Copy each line that contains the word "series".

▶ _DATASET CONTENT_:
------------------------------------------------
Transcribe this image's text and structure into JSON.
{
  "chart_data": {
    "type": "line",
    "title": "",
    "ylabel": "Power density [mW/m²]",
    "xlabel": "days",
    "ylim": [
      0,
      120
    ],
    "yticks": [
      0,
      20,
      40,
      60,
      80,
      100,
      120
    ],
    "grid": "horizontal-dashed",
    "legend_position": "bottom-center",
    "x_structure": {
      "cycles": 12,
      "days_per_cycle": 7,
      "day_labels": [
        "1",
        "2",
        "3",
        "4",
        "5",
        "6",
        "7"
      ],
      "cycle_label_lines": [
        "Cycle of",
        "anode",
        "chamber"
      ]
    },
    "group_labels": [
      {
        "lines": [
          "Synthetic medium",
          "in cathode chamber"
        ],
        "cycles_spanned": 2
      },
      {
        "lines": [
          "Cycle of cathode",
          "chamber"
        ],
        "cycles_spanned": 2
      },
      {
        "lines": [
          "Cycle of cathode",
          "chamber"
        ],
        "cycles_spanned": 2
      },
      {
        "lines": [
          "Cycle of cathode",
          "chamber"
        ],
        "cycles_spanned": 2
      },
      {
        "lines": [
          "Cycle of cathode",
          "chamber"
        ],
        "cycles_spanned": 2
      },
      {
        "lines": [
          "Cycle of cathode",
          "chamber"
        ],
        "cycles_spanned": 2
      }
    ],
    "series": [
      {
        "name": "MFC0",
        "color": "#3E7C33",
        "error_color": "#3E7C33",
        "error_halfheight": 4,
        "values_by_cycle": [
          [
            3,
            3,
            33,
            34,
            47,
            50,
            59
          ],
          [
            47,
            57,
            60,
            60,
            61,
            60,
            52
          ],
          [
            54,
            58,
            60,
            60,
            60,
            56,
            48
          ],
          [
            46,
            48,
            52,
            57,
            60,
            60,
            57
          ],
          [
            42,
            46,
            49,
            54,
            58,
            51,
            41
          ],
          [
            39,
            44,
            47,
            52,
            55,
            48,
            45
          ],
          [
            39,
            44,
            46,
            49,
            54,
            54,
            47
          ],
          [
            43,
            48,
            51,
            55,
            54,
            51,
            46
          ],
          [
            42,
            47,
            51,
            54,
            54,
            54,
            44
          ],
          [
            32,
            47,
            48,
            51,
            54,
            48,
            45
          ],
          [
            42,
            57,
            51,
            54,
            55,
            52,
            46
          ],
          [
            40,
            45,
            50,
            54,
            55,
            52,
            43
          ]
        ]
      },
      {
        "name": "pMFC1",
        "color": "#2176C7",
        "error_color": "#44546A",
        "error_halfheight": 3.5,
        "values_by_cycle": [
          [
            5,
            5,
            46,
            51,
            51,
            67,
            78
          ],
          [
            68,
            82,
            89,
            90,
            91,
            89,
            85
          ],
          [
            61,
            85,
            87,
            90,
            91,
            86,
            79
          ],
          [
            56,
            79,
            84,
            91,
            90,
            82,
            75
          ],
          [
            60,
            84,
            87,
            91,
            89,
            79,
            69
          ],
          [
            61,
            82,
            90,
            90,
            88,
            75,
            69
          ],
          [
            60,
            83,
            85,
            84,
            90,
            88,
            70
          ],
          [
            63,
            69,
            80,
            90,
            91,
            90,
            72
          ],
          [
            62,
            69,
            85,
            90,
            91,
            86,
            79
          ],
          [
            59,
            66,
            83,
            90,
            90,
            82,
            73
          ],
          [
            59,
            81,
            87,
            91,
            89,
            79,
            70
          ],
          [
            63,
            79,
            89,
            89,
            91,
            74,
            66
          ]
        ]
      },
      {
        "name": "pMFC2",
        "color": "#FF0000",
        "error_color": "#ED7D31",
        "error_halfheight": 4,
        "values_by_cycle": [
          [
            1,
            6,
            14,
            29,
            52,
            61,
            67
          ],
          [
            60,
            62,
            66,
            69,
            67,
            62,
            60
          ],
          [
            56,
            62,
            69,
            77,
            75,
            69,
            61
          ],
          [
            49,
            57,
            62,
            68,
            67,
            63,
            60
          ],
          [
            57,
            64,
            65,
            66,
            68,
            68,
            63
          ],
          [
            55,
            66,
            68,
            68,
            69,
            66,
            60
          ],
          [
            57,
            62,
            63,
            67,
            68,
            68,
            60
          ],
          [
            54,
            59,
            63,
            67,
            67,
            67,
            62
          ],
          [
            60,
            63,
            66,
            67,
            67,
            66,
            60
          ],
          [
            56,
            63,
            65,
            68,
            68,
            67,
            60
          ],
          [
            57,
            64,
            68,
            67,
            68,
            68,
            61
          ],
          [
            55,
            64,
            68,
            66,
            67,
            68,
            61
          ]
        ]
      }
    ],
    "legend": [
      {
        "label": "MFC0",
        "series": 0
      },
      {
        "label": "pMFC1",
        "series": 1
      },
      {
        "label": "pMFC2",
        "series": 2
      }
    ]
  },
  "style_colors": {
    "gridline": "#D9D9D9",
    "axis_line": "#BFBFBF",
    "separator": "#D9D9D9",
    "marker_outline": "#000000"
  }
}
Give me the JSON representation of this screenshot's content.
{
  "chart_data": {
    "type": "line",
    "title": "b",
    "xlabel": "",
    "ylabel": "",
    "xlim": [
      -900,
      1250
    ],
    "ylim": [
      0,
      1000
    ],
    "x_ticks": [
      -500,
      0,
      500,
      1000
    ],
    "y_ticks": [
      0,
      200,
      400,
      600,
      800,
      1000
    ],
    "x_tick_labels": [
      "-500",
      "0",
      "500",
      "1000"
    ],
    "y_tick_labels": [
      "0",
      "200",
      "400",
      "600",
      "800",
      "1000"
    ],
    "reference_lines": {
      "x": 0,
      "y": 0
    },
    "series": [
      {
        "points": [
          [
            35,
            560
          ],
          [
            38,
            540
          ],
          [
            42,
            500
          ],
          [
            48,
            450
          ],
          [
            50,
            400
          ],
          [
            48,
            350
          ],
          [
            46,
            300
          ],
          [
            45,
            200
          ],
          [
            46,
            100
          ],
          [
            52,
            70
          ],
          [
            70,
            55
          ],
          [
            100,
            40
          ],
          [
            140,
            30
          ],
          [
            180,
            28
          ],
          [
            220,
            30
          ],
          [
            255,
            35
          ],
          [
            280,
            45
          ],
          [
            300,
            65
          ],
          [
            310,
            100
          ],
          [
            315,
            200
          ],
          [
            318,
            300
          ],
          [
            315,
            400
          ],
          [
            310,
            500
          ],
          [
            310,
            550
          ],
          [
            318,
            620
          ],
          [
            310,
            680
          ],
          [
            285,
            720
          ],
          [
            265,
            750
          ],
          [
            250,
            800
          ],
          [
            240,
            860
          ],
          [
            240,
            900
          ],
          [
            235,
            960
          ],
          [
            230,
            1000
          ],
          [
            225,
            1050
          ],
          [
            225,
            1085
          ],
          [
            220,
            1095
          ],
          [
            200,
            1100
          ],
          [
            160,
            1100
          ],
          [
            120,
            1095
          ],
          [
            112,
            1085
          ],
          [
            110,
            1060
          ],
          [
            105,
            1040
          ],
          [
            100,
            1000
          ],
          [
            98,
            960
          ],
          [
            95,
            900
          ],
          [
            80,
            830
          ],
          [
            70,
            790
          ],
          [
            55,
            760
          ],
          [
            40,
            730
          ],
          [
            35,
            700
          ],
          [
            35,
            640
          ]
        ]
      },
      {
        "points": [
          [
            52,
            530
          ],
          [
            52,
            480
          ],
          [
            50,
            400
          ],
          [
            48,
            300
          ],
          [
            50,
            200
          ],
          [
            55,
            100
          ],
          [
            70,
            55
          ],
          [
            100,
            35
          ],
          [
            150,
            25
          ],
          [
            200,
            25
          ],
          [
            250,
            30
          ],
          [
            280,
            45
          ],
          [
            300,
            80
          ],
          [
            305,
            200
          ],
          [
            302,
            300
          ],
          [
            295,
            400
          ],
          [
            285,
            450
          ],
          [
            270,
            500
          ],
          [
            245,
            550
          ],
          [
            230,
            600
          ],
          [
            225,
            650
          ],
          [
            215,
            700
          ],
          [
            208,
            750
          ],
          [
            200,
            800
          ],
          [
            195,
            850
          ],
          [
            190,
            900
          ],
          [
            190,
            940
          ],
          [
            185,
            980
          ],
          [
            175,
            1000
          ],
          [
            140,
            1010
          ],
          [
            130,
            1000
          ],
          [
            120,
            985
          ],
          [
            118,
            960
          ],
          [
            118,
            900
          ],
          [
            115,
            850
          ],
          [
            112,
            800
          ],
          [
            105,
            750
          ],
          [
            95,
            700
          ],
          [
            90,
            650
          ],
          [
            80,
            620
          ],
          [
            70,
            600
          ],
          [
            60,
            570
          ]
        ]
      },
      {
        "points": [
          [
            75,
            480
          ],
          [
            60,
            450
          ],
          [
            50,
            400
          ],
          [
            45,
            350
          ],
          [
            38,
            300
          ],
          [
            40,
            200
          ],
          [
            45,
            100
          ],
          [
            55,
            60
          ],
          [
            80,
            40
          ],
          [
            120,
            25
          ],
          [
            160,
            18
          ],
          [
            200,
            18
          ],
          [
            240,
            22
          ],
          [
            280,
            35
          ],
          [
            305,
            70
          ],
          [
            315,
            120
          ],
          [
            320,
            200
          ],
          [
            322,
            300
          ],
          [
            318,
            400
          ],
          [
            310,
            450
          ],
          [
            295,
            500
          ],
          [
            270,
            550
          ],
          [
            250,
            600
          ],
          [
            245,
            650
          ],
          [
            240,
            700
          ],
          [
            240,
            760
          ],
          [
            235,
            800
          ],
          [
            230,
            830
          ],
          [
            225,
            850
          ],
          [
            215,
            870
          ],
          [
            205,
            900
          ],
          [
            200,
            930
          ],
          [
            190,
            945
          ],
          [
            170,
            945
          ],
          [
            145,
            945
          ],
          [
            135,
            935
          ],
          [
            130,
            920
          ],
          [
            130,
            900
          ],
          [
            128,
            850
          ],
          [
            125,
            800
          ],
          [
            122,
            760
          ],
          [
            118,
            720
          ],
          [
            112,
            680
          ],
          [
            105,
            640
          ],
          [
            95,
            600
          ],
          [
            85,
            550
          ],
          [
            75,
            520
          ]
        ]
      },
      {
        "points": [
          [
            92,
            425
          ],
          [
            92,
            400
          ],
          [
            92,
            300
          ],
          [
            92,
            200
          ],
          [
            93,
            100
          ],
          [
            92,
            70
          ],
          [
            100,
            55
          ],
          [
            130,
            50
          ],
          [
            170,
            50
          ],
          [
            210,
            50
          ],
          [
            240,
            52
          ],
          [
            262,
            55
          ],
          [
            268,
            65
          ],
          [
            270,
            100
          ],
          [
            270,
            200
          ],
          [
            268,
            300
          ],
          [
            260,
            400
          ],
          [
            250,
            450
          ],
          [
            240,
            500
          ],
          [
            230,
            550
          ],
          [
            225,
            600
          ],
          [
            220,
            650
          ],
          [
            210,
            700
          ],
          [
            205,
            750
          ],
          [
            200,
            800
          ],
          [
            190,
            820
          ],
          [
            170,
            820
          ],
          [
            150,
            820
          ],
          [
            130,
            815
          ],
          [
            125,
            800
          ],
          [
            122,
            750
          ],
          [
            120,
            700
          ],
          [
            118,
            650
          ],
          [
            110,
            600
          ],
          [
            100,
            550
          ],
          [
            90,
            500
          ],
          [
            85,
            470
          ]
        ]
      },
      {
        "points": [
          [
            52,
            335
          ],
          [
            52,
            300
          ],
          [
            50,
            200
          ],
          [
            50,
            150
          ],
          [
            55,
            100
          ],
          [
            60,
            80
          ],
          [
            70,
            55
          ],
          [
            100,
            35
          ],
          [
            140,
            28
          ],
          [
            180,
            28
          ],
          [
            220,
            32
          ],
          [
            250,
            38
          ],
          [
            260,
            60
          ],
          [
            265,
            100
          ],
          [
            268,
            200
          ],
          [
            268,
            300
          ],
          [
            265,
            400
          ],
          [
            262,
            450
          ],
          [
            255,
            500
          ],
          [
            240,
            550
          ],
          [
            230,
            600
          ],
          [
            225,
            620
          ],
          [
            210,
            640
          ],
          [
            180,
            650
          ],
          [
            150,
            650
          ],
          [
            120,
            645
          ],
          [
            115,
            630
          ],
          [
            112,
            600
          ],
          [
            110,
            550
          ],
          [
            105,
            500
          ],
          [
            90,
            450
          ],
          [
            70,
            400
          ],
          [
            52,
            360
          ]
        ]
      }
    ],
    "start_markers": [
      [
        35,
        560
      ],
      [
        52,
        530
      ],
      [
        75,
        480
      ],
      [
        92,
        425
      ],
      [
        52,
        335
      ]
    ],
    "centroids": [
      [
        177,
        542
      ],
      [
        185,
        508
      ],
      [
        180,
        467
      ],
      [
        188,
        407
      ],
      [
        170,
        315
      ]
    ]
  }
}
------------------------------------------------
▶ _TASK SOLUTION_:
    "series": [
        "series": 0
        "series": 1
        "series": 2
    "series": [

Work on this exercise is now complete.